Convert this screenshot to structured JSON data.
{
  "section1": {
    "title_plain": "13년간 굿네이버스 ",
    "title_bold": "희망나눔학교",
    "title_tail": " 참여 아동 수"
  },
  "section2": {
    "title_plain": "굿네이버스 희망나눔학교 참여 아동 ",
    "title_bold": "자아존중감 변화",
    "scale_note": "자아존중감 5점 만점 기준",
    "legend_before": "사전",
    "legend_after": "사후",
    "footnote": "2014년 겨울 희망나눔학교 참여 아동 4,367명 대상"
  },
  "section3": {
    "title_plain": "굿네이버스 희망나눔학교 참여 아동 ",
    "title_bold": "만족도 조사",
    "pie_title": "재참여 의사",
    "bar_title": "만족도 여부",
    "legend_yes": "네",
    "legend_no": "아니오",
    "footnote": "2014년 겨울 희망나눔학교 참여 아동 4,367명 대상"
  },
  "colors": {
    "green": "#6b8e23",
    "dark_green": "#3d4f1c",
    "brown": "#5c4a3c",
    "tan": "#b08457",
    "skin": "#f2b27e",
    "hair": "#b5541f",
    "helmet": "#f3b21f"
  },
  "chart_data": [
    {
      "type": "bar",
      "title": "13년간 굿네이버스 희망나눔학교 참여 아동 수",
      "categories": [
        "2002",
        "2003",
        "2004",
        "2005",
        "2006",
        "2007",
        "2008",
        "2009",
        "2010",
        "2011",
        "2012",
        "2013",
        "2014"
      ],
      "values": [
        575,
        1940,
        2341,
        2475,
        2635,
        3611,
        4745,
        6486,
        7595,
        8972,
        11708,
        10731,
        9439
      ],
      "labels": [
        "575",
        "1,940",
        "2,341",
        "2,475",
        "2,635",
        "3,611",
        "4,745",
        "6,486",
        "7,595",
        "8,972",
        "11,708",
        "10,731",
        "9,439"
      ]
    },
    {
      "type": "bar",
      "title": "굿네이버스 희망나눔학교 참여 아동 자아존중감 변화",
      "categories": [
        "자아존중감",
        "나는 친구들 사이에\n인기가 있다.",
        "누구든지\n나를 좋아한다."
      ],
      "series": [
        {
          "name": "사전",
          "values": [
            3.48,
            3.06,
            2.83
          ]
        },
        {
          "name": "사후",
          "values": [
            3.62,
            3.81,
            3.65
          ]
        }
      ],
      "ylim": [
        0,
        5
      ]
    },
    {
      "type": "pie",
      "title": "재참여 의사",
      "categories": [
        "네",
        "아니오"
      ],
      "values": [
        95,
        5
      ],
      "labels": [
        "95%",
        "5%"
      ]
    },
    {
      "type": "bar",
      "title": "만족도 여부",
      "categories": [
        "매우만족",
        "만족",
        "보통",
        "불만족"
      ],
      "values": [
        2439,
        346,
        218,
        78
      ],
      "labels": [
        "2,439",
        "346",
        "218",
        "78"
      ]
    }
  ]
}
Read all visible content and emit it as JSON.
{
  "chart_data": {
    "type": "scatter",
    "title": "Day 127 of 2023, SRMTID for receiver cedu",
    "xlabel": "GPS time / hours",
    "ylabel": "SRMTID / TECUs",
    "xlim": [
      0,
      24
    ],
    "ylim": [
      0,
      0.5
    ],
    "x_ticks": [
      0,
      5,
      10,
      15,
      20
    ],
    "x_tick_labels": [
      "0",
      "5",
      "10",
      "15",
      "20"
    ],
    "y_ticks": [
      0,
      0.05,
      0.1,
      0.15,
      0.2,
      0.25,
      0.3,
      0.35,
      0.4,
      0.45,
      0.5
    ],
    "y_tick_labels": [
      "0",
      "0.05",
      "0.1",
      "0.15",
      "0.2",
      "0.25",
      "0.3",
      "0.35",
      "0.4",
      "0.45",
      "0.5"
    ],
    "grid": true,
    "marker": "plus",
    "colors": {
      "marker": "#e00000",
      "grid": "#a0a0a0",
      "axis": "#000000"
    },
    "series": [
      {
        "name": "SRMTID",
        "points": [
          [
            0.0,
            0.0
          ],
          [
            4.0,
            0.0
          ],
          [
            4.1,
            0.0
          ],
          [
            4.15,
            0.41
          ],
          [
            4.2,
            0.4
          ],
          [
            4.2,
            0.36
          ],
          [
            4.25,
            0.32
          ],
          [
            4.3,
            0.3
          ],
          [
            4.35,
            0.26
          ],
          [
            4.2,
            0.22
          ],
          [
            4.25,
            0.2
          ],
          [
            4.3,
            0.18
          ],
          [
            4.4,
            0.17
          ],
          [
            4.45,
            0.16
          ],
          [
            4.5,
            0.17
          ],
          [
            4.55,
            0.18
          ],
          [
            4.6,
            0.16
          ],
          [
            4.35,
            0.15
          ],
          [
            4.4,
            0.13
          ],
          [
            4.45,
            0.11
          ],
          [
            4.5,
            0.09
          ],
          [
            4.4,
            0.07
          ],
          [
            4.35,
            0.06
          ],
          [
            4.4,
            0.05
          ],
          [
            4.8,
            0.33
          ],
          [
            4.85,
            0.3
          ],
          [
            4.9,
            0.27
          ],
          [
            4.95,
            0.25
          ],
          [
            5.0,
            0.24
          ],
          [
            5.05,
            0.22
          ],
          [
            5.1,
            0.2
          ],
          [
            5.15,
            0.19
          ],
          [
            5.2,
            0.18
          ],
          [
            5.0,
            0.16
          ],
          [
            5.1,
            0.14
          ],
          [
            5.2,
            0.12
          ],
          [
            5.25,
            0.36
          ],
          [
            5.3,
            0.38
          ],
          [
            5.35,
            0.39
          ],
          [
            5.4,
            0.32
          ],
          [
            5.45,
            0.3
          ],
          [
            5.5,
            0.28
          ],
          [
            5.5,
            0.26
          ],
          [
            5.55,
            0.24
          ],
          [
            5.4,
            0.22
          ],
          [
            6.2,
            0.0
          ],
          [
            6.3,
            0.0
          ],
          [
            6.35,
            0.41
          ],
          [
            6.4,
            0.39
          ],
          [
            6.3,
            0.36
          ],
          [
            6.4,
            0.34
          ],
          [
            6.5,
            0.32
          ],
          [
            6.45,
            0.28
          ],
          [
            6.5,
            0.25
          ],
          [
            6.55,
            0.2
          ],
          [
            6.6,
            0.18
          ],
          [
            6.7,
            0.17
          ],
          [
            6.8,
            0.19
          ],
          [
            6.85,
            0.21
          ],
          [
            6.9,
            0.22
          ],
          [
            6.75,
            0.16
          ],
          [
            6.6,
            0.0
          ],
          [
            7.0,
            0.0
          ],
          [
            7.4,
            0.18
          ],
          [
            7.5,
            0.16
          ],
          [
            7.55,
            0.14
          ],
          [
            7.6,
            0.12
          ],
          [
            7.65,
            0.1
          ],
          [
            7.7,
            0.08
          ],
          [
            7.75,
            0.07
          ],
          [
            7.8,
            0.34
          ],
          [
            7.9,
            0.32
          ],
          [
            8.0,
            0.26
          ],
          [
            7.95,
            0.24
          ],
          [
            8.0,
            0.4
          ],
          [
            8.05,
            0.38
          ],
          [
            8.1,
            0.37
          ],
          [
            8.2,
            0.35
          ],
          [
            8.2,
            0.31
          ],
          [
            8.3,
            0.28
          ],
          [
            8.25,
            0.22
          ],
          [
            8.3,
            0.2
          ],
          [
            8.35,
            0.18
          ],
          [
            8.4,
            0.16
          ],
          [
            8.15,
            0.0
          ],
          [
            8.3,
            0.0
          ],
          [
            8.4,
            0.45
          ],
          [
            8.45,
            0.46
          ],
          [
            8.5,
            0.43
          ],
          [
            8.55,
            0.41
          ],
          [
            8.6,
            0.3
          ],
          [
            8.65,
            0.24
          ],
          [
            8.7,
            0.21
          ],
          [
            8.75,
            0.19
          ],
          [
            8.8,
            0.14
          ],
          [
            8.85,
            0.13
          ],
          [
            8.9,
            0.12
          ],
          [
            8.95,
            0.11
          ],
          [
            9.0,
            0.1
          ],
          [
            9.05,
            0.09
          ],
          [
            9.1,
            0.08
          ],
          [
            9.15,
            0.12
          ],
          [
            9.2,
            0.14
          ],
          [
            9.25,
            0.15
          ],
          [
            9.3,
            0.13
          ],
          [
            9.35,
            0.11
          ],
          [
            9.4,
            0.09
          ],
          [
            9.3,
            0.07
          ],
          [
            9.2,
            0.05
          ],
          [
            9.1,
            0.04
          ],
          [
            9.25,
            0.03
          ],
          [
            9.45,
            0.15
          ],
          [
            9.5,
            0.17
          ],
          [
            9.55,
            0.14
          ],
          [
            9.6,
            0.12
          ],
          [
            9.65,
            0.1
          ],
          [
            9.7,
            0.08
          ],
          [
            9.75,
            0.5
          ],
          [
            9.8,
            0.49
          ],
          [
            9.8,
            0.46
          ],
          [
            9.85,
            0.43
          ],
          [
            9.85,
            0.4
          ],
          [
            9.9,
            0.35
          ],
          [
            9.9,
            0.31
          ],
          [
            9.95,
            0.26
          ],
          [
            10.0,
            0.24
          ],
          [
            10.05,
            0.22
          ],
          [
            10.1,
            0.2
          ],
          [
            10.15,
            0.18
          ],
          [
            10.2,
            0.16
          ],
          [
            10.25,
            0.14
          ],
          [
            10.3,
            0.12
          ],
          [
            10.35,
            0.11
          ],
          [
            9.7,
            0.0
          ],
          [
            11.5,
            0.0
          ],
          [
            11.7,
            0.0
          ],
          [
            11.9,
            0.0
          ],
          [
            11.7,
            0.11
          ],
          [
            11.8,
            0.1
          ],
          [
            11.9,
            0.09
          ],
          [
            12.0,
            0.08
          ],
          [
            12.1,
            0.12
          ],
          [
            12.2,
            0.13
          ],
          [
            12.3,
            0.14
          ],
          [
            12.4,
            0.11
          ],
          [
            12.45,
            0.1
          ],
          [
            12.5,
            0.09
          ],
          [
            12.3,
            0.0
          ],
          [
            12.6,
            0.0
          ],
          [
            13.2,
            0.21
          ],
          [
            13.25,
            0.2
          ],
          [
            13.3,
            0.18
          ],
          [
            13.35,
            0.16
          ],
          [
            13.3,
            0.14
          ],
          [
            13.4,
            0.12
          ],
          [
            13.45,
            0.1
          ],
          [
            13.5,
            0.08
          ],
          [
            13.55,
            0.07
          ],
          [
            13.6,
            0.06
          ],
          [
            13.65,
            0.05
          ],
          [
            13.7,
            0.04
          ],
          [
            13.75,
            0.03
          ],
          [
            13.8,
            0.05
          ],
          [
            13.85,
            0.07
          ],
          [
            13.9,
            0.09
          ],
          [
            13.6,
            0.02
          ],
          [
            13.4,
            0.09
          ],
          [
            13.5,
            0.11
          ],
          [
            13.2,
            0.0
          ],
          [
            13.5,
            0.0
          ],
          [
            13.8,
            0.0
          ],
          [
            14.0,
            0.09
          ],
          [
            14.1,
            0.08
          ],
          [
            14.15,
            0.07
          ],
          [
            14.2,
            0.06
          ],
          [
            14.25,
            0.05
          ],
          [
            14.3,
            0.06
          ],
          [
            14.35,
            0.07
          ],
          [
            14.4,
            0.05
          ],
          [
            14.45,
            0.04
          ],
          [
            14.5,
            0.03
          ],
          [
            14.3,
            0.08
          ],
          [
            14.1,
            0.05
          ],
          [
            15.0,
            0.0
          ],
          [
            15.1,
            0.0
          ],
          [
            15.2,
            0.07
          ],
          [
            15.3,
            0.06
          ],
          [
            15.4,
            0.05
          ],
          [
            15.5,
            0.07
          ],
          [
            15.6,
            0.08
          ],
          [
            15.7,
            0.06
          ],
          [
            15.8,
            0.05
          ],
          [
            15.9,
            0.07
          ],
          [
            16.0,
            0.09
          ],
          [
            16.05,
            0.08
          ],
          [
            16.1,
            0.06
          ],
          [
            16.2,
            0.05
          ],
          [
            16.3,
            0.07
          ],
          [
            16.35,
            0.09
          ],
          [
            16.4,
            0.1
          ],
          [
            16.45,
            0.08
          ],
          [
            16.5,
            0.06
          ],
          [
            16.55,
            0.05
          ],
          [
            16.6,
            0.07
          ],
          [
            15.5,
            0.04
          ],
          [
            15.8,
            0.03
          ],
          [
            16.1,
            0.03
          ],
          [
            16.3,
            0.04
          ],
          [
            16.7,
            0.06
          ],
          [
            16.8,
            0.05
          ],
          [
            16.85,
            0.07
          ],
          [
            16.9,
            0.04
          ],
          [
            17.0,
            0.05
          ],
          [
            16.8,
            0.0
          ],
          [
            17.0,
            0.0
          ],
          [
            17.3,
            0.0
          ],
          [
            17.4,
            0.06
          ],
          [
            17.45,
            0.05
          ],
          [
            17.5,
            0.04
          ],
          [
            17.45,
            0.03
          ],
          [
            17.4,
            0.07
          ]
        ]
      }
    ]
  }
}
--*--
● BRIEF
Isolate the lines above that contain the word "자아존중감" and copy them.

● CORRECT OUTPUT
    "title_bold": "자아존중감 변화",
    "scale_note": "자아존중감 5점 만점 기준",
      "title": "굿네이버스 희망나눔학교 참여 아동 자아존중감 변화",
        "자아존중감",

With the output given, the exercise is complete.